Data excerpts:
* BEGIN *

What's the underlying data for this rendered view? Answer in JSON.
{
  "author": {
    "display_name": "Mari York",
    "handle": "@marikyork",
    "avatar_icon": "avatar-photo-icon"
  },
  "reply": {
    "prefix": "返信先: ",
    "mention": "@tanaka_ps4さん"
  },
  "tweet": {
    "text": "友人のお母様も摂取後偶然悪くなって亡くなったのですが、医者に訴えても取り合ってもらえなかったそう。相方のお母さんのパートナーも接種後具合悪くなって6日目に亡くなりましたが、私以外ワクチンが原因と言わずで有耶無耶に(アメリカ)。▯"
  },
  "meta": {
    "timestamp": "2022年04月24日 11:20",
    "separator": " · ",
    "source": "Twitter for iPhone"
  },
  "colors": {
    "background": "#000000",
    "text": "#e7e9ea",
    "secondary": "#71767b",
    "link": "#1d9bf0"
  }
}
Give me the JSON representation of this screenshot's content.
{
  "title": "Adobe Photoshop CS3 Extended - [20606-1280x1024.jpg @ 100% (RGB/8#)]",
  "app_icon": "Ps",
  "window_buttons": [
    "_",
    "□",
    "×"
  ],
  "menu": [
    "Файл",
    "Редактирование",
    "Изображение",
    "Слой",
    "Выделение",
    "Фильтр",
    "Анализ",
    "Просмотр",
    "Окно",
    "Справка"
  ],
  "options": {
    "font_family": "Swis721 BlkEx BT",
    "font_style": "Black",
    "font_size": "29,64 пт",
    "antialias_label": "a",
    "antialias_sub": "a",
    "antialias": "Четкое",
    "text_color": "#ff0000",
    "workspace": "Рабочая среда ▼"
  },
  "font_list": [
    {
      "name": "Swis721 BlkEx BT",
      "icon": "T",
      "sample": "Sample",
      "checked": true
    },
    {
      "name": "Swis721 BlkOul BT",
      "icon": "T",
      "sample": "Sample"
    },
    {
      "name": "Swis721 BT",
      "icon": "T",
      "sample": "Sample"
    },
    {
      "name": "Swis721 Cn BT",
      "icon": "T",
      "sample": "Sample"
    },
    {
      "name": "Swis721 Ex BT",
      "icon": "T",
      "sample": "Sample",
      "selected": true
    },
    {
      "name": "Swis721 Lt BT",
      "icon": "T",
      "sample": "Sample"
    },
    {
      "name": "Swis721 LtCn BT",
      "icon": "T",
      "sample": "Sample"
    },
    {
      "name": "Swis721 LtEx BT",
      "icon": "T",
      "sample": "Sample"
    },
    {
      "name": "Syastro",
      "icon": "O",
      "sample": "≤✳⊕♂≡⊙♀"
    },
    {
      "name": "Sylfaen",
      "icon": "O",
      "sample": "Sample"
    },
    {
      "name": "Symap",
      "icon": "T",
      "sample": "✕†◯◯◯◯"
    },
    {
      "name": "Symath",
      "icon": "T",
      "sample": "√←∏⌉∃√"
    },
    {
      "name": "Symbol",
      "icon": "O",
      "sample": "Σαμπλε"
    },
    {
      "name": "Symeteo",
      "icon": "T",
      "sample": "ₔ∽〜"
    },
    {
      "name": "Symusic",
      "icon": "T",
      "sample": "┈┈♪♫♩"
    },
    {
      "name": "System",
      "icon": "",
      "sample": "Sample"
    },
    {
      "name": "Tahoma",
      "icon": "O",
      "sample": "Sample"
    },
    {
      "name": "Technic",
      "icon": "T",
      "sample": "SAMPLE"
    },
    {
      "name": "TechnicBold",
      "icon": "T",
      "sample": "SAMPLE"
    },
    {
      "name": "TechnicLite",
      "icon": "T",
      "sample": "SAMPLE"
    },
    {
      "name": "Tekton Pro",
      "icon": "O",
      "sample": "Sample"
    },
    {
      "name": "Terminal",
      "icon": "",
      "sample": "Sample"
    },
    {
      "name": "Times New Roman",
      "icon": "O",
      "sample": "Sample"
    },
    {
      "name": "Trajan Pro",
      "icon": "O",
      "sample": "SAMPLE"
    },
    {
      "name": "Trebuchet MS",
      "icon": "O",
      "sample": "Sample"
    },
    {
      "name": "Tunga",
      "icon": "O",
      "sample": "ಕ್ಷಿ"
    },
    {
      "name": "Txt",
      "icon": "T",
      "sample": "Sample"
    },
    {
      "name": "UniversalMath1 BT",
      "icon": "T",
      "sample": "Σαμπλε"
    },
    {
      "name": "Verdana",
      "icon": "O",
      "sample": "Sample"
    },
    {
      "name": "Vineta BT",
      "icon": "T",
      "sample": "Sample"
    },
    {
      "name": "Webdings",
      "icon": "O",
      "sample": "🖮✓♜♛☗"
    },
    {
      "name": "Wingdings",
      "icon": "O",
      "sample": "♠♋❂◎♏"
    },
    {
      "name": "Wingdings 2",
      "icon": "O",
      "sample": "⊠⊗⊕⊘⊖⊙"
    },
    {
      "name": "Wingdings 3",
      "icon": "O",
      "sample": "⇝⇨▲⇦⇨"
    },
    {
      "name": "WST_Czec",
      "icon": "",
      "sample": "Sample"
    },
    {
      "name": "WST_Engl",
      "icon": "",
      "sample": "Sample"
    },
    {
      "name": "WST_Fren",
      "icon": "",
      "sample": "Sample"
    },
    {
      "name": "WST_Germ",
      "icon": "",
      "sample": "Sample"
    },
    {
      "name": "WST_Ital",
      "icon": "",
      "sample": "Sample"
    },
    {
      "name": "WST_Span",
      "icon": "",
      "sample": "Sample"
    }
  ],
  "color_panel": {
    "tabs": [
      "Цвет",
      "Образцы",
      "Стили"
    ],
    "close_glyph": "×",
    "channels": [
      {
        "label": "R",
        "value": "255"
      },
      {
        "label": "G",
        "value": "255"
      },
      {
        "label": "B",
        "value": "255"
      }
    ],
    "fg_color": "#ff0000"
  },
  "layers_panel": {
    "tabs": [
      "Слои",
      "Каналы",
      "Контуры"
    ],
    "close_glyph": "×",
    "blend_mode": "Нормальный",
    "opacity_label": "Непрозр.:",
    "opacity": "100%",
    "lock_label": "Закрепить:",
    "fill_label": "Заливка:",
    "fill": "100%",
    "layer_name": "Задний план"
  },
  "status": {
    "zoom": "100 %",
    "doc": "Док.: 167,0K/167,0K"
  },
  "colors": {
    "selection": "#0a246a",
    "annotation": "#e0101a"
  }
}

* END *

__YOUR TASK__
Without changing a word, restate the whole listing.

__FULL OUTPUT__
What's the underlying data for this rendered view? Answer in JSON.
{
  "author": {
    "display_name": "Mari York",
    "handle": "@marikyork",
    "avatar_icon": "avatar-photo-icon"
  },
  "reply": {
    "prefix": "返信先: ",
    "mention": "@tanaka_ps4さん"
  },
  "tweet": {
    "text": "友人のお母様も摂取後偶然悪くなって亡くなったのですが、医者に訴えても取り合ってもらえなかったそう。相方のお母さんのパートナーも接種後具合悪くなって6日目に亡くなりましたが、私以外ワクチンが原因と言わずで有耶無耶に(アメリカ)。▯"
  },
  "meta": {
    "timestamp": "2022年04月24日 11:20",
    "separator": " · ",
    "source": "Twitter for iPhone"
  },
  "colors": {
    "background": "#000000",
    "text": "#e7e9ea",
    "secondary": "#71767b",
    "link": "#1d9bf0"
  }
}
Give me the JSON representation of this screenshot's content.
{
  "title": "Adobe Photoshop CS3 Extended - [20606-1280x1024.jpg @ 100% (RGB/8#)]",
  "app_icon": "Ps",
  "window_buttons": [
    "_",
    "□",
    "×"
  ],
  "menu": [
    "Файл",
    "Редактирование",
    "Изображение",
    "Слой",
    "Выделение",
    "Фильтр",
    "Анализ",
    "Просмотр",
    "Окно",
    "Справка"
  ],
  "options": {
    "font_family": "Swis721 BlkEx BT",
    "font_style": "Black",
    "font_size": "29,64 пт",
    "antialias_label": "a",
    "antialias_sub": "a",
    "antialias": "Четкое",
    "text_color": "#ff0000",
    "workspace": "Рабочая среда ▼"
  },
  "font_list": [
    {
      "name": "Swis721 BlkEx BT",
      "icon": "T",
      "sample": "Sample",
      "checked": true
    },
    {
      "name": "Swis721 BlkOul BT",
      "icon": "T",
      "sample": "Sample"
    },
    {
      "name": "Swis721 BT",
      "icon": "T",
      "sample": "Sample"
    },
    {
      "name": "Swis721 Cn BT",
      "icon": "T",
      "sample": "Sample"
    },
    {
      "name": "Swis721 Ex BT",
      "icon": "T",
      "sample": "Sample",
      "selected": true
    },
    {
      "name": "Swis721 Lt BT",
      "icon": "T",
      "sample": "Sample"
    },
    {
      "name": "Swis721 LtCn BT",
      "icon": "T",
      "sample": "Sample"
    },
    {
      "name": "Swis721 LtEx BT",
      "icon": "T",
      "sample": "Sample"
    },
    {
      "name": "Syastro",
      "icon": "O",
      "sample": "≤✳⊕♂≡⊙♀"
    },
    {
      "name": "Sylfaen",
      "icon": "O",
      "sample": "Sample"
    },
    {
      "name": "Symap",
      "icon": "T",
      "sample": "✕†◯◯◯◯"
    },
    {
      "name": "Symath",
      "icon": "T",
      "sample": "√←∏⌉∃√"
    },
    {
      "name": "Symbol",
      "icon": "O",
      "sample": "Σαμπλε"
    },
    {
      "name": "Symeteo",
      "icon": "T",
      "sample": "ₔ∽〜"
    },
    {
      "name": "Symusic",
      "icon": "T",
      "sample": "┈┈♪♫♩"
    },
    {
      "name": "System",
      "icon": "",
      "sample": "Sample"
    },
    {
      "name": "Tahoma",
      "icon": "O",
      "sample": "Sample"
    },
    {
      "name": "Technic",
      "icon": "T",
      "sample": "SAMPLE"
    },
    {
      "name": "TechnicBold",
      "icon": "T",
      "sample": "SAMPLE"
    },
    {
      "name": "TechnicLite",
      "icon": "T",
      "sample": "SAMPLE"
    },
    {
      "name": "Tekton Pro",
      "icon": "O",
      "sample": "Sample"
    },
    {
      "name": "Terminal",
      "icon": "",
      "sample": "Sample"
    },
    {
      "name": "Times New Roman",
      "icon": "O",
      "sample": "Sample"
    },
    {
      "name": "Trajan Pro",
      "icon": "O",
      "sample": "SAMPLE"
    },
    {
      "name": "Trebuchet MS",
      "icon": "O",
      "sample": "Sample"
    },
    {
      "name": "Tunga",
      "icon": "O",
      "sample": "ಕ್ಷಿ"
    },
    {
      "name": "Txt",
      "icon": "T",
      "sample": "Sample"
    },
    {
      "name": "UniversalMath1 BT",
      "icon": "T",
      "sample": "Σαμπλε"
    },
    {
      "name": "Verdana",
      "icon": "O",
      "sample": "Sample"
    },
    {
      "name": "Vineta BT",
      "icon": "T",
      "sample": "Sample"
    },
    {
      "name": "Webdings",
      "icon": "O",
      "sample": "🖮✓♜♛☗"
    },
    {
      "name": "Wingdings",
      "icon": "O",
      "sample": "♠♋❂◎♏"
    },
    {
      "name": "Wingdings 2",
      "icon": "O",
      "sample": "⊠⊗⊕⊘⊖⊙"
    },
    {
      "name": "Wingdings 3",
      "icon": "O",
      "sample": "⇝⇨▲⇦⇨"
    },
    {
      "name": "WST_Czec",
      "icon": "",
      "sample": "Sample"
    },
    {
      "name": "WST_Engl",
      "icon": "",
      "sample": "Sample"
    },
    {
      "name": "WST_Fren",
      "icon": "",
      "sample": "Sample"
    },
    {
      "name": "WST_Germ",
      "icon": "",
      "sample": "Sample"
    },
    {
      "name": "WST_Ital",
      "icon": "",
      "sample": "Sample"
    },
    {
      "name": "WST_Span",
      "icon": "",
      "sample": "Sample"
    }
  ],
  "color_panel": {
    "tabs": [
      "Цвет",
      "Образцы",
      "Стили"
    ],
    "close_glyph": "×",
    "channels": [
      {
        "label": "R",
        "value": "255"
      },
      {
        "label": "G",
        "value": "255"
      },
      {
        "label": "B",
        "value": "255"
      }
    ],
    "fg_color": "#ff0000"
  },
  "layers_panel": {
    "tabs": [
      "Слои",
      "Каналы",
      "Контуры"
    ],
    "close_glyph": "×",
    "blend_mode": "Нормальный",
    "opacity_label": "Непрозр.:",
    "opacity": "100%",
    "lock_label": "Закрепить:",
    "fill_label": "Заливка:",
    "fill": "100%",
    "layer_name": "Задний план"
  },
  "status": {
    "zoom": "100 %",
    "doc": "Док.: 167,0K/167,0K"
  },
  "colors": {
    "selection": "#0a246a",
    "annotation": "#e0101a"
  }
}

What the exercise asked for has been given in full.